Exercise prompt. Could you copy every line from the material below in which "vastzitten" appears?

======

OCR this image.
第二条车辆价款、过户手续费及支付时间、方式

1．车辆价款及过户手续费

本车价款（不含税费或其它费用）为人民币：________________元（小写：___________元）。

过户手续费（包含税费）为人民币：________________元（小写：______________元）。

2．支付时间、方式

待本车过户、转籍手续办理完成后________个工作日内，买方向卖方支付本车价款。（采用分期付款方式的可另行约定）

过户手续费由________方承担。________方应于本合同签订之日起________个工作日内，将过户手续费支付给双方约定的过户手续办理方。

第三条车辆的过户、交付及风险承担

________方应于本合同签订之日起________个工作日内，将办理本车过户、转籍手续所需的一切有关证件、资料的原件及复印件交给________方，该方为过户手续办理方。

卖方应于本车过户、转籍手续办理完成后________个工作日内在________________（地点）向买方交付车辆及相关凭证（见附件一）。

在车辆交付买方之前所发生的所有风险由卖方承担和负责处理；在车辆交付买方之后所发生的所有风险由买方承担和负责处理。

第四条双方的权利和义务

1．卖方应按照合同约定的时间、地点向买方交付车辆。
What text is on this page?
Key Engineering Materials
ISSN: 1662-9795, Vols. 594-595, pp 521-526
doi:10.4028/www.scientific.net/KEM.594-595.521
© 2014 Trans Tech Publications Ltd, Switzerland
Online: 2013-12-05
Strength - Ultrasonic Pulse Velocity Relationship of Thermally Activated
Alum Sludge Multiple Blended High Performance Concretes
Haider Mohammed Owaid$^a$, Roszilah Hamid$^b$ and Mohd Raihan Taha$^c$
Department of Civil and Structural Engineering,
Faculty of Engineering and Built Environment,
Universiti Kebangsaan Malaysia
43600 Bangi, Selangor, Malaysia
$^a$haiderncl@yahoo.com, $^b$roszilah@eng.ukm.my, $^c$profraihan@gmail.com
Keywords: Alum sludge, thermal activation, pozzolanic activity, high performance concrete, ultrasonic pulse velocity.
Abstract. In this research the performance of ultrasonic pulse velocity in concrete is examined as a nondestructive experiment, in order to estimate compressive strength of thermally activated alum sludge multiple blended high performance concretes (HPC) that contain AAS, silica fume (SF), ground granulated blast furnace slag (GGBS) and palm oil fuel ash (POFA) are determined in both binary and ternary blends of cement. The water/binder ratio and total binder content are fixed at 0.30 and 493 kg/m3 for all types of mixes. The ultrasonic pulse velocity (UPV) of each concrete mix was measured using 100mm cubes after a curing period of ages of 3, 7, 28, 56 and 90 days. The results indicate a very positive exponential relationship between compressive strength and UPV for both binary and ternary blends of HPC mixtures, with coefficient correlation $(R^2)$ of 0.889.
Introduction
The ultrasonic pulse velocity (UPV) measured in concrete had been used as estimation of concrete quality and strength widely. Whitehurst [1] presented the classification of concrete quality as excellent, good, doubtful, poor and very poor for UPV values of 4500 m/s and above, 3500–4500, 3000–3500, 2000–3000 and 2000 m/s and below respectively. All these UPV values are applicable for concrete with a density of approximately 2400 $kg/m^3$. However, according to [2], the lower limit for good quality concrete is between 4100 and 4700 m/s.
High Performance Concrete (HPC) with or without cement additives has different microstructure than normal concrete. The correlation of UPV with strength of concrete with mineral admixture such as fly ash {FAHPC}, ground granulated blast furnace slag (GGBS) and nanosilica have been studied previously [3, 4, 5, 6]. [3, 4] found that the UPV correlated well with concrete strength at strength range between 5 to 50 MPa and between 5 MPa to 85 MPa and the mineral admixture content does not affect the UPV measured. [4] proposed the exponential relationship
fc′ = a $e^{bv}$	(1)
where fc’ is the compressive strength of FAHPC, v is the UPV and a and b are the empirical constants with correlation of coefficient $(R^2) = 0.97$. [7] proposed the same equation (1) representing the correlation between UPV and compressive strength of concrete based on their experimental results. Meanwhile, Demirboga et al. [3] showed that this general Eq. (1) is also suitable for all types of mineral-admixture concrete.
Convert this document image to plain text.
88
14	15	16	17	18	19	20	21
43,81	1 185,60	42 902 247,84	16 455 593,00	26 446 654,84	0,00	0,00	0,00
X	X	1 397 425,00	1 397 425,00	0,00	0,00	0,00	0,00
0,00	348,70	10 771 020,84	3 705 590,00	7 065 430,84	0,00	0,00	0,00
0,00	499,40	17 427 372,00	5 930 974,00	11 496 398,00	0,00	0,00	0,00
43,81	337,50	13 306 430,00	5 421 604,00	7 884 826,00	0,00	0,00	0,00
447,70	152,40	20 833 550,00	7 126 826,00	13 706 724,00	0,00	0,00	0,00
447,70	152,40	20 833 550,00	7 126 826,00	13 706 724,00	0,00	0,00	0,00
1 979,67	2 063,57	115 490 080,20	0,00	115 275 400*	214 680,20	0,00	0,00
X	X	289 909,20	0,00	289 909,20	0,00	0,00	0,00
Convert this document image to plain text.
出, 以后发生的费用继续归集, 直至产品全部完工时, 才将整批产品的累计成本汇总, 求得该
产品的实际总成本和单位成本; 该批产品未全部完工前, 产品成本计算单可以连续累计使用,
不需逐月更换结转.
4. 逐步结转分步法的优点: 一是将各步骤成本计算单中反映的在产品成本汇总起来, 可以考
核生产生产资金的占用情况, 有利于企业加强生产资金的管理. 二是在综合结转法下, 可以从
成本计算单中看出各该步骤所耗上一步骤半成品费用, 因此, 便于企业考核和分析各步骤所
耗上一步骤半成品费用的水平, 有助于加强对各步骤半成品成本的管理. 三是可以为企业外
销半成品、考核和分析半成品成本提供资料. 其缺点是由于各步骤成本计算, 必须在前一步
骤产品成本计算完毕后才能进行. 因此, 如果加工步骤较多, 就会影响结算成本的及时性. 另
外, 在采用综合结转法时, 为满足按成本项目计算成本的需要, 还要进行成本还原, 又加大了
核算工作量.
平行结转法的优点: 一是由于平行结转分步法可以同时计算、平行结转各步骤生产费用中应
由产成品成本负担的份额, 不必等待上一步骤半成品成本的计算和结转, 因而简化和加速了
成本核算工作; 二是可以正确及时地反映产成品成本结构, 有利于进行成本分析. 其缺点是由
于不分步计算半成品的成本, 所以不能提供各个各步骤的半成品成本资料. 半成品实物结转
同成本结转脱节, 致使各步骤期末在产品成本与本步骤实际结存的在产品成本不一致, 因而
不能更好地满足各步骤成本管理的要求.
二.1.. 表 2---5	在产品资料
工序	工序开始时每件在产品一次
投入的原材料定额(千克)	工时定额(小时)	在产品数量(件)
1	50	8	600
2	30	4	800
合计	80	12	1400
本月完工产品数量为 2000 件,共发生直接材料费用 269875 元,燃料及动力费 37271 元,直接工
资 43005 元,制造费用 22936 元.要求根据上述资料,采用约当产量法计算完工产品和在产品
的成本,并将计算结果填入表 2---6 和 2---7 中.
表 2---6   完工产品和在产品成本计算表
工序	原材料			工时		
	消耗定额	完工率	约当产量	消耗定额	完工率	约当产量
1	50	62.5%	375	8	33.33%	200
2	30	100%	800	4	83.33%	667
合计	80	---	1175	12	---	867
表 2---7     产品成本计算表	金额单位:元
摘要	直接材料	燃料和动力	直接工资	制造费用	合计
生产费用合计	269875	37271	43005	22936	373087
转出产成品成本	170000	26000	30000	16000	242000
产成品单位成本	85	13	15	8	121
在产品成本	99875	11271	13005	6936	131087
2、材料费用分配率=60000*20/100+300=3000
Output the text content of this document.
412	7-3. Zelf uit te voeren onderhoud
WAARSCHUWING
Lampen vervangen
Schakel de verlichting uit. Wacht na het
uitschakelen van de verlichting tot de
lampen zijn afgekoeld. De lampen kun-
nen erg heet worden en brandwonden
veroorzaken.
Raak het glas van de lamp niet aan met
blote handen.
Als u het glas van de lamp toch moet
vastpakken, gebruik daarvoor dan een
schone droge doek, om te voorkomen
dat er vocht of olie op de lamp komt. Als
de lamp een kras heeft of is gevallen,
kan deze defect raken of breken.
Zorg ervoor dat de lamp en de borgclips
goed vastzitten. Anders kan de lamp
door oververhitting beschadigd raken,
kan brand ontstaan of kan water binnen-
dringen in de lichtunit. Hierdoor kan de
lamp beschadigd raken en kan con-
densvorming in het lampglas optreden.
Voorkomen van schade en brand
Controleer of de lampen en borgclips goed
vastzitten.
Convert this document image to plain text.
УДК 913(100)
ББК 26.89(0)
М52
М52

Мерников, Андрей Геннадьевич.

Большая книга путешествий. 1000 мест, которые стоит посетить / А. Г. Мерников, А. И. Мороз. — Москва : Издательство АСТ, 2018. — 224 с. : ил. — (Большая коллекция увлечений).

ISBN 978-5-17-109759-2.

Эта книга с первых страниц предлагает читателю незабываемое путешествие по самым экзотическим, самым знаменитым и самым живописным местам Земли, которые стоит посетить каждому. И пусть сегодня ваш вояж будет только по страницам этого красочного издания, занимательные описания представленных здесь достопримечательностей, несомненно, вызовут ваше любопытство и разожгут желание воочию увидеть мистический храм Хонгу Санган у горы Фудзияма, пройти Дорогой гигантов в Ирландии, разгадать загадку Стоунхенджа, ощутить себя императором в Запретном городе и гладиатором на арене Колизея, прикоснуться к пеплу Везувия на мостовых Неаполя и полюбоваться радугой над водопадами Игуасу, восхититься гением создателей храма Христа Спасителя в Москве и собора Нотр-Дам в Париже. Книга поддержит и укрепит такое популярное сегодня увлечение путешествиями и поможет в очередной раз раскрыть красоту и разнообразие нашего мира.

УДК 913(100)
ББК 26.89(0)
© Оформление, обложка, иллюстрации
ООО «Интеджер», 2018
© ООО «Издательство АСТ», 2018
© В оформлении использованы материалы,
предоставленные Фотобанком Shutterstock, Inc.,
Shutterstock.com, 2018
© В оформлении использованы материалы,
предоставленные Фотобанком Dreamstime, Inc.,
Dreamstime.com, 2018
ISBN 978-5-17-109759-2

======

Worked solution.
goed vastzitten. Anders kan de lamp
vastzitten.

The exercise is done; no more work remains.